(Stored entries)
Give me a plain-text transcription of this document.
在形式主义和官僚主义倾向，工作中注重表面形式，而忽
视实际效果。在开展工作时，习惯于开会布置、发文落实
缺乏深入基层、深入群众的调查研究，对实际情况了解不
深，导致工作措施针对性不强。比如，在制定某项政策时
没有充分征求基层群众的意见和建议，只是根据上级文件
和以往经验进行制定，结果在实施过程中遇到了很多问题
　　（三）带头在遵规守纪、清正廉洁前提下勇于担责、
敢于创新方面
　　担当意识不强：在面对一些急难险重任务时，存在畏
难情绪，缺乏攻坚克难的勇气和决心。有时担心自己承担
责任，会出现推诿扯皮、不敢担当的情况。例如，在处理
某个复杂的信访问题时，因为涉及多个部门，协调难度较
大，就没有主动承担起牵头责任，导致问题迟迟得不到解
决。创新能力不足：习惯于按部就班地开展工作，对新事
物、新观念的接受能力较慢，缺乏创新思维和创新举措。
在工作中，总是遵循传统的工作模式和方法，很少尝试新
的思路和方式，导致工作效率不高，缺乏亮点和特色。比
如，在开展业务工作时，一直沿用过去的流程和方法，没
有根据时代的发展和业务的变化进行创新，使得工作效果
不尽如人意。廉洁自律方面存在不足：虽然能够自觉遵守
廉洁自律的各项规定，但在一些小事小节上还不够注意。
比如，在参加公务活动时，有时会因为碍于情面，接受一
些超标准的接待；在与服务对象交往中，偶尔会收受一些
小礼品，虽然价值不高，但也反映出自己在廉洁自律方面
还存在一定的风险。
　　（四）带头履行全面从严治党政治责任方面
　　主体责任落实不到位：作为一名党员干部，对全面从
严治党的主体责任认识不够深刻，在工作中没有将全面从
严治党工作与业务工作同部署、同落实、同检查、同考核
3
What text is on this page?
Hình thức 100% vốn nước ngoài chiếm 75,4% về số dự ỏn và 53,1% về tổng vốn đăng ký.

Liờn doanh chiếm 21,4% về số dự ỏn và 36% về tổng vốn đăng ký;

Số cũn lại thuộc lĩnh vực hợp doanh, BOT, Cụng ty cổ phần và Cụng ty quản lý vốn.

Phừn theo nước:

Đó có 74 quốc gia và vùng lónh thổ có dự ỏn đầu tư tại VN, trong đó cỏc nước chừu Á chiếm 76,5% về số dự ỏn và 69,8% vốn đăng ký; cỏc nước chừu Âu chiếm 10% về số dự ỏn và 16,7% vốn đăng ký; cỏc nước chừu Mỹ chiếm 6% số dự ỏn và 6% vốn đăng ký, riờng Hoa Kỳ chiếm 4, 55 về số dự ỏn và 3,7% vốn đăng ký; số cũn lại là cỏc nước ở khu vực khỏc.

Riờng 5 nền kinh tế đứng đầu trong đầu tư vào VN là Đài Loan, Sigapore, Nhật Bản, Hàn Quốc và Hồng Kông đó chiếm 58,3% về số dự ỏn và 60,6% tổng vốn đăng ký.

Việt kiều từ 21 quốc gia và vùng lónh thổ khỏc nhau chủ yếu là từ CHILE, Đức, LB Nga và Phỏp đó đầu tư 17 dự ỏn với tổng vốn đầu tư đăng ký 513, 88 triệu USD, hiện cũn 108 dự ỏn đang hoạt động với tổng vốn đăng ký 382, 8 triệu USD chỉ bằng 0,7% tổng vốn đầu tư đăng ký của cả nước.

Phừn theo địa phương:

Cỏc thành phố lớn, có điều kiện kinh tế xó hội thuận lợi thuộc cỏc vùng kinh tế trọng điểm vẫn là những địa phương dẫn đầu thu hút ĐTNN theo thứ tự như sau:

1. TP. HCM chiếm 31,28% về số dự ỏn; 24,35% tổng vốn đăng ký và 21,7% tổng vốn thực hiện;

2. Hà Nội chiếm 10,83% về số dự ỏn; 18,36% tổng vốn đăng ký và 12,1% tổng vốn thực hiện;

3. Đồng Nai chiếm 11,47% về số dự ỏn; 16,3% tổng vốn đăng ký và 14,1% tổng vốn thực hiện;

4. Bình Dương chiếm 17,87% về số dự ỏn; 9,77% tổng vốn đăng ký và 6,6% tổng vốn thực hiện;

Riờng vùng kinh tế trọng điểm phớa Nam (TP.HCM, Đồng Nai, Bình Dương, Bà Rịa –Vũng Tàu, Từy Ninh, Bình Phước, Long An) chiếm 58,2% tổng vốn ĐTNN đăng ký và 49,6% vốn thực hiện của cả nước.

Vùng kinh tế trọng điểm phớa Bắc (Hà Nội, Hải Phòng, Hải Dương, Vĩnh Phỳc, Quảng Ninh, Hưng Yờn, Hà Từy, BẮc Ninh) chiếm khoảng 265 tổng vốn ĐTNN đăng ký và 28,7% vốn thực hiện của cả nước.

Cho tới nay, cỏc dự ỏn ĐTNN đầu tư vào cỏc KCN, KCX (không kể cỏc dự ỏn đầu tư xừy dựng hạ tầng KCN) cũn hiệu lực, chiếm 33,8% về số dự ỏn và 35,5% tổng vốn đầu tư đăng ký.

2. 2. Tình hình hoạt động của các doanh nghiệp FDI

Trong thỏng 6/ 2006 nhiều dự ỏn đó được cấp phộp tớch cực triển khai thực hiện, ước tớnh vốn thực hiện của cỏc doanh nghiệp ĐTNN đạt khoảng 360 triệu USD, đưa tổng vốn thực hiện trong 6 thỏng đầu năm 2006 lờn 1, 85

● **Work to complete**:
Go through the listing and copy all of it exactly.

● **Right answer**:
Give me a plain-text transcription of this document.
在形式主义和官僚主义倾向，工作中注重表面形式，而忽
视实际效果。在开展工作时，习惯于开会布置、发文落实
缺乏深入基层、深入群众的调查研究，对实际情况了解不
深，导致工作措施针对性不强。比如，在制定某项政策时
没有充分征求基层群众的意见和建议，只是根据上级文件
和以往经验进行制定，结果在实施过程中遇到了很多问题
　　（三）带头在遵规守纪、清正廉洁前提下勇于担责、
敢于创新方面
　　担当意识不强：在面对一些急难险重任务时，存在畏
难情绪，缺乏攻坚克难的勇气和决心。有时担心自己承担
责任，会出现推诿扯皮、不敢担当的情况。例如，在处理
某个复杂的信访问题时，因为涉及多个部门，协调难度较
大，就没有主动承担起牵头责任，导致问题迟迟得不到解
决。创新能力不足：习惯于按部就班地开展工作，对新事
物、新观念的接受能力较慢，缺乏创新思维和创新举措。
在工作中，总是遵循传统的工作模式和方法，很少尝试新
的思路和方式，导致工作效率不高，缺乏亮点和特色。比
如，在开展业务工作时，一直沿用过去的流程和方法，没
有根据时代的发展和业务的变化进行创新，使得工作效果
不尽如人意。廉洁自律方面存在不足：虽然能够自觉遵守
廉洁自律的各项规定，但在一些小事小节上还不够注意。
比如，在参加公务活动时，有时会因为碍于情面，接受一
些超标准的接待；在与服务对象交往中，偶尔会收受一些
小礼品，虽然价值不高，但也反映出自己在廉洁自律方面
还存在一定的风险。
　　（四）带头履行全面从严治党政治责任方面
　　主体责任落实不到位：作为一名党员干部，对全面从
严治党的主体责任认识不够深刻，在工作中没有将全面从
严治党工作与业务工作同部署、同落实、同检查、同考核
3
What text is on this page?
Hình thức 100% vốn nước ngoài chiếm 75,4% về số dự ỏn và 53,1% về tổng vốn đăng ký.

Liờn doanh chiếm 21,4% về số dự ỏn và 36% về tổng vốn đăng ký;

Số cũn lại thuộc lĩnh vực hợp doanh, BOT, Cụng ty cổ phần và Cụng ty quản lý vốn.

Phừn theo nước:

Đó có 74 quốc gia và vùng lónh thổ có dự ỏn đầu tư tại VN, trong đó cỏc nước chừu Á chiếm 76,5% về số dự ỏn và 69,8% vốn đăng ký; cỏc nước chừu Âu chiếm 10% về số dự ỏn và 16,7% vốn đăng ký; cỏc nước chừu Mỹ chiếm 6% số dự ỏn và 6% vốn đăng ký, riờng Hoa Kỳ chiếm 4, 55 về số dự ỏn và 3,7% vốn đăng ký; số cũn lại là cỏc nước ở khu vực khỏc.

Riờng 5 nền kinh tế đứng đầu trong đầu tư vào VN là Đài Loan, Sigapore, Nhật Bản, Hàn Quốc và Hồng Kông đó chiếm 58,3% về số dự ỏn và 60,6% tổng vốn đăng ký.

Việt kiều từ 21 quốc gia và vùng lónh thổ khỏc nhau chủ yếu là từ CHILE, Đức, LB Nga và Phỏp đó đầu tư 17 dự ỏn với tổng vốn đầu tư đăng ký 513, 88 triệu USD, hiện cũn 108 dự ỏn đang hoạt động với tổng vốn đăng ký 382, 8 triệu USD chỉ bằng 0,7% tổng vốn đầu tư đăng ký của cả nước.

Phừn theo địa phương:

Cỏc thành phố lớn, có điều kiện kinh tế xó hội thuận lợi thuộc cỏc vùng kinh tế trọng điểm vẫn là những địa phương dẫn đầu thu hút ĐTNN theo thứ tự như sau:

1. TP. HCM chiếm 31,28% về số dự ỏn; 24,35% tổng vốn đăng ký và 21,7% tổng vốn thực hiện;

2. Hà Nội chiếm 10,83% về số dự ỏn; 18,36% tổng vốn đăng ký và 12,1% tổng vốn thực hiện;

3. Đồng Nai chiếm 11,47% về số dự ỏn; 16,3% tổng vốn đăng ký và 14,1% tổng vốn thực hiện;

4. Bình Dương chiếm 17,87% về số dự ỏn; 9,77% tổng vốn đăng ký và 6,6% tổng vốn thực hiện;

Riờng vùng kinh tế trọng điểm phớa Nam (TP.HCM, Đồng Nai, Bình Dương, Bà Rịa –Vũng Tàu, Từy Ninh, Bình Phước, Long An) chiếm 58,2% tổng vốn ĐTNN đăng ký và 49,6% vốn thực hiện của cả nước.

Vùng kinh tế trọng điểm phớa Bắc (Hà Nội, Hải Phòng, Hải Dương, Vĩnh Phỳc, Quảng Ninh, Hưng Yờn, Hà Từy, BẮc Ninh) chiếm khoảng 265 tổng vốn ĐTNN đăng ký và 28,7% vốn thực hiện của cả nước.

Cho tới nay, cỏc dự ỏn ĐTNN đầu tư vào cỏc KCN, KCX (không kể cỏc dự ỏn đầu tư xừy dựng hạ tầng KCN) cũn hiệu lực, chiếm 33,8% về số dự ỏn và 35,5% tổng vốn đầu tư đăng ký.

2. 2. Tình hình hoạt động của các doanh nghiệp FDI

Trong thỏng 6/ 2006 nhiều dự ỏn đó được cấp phộp tớch cực triển khai thực hiện, ước tớnh vốn thực hiện của cỏc doanh nghiệp ĐTNN đạt khoảng 360 triệu USD, đưa tổng vốn thực hiện trong 6 thỏng đầu năm 2006 lờn 1, 85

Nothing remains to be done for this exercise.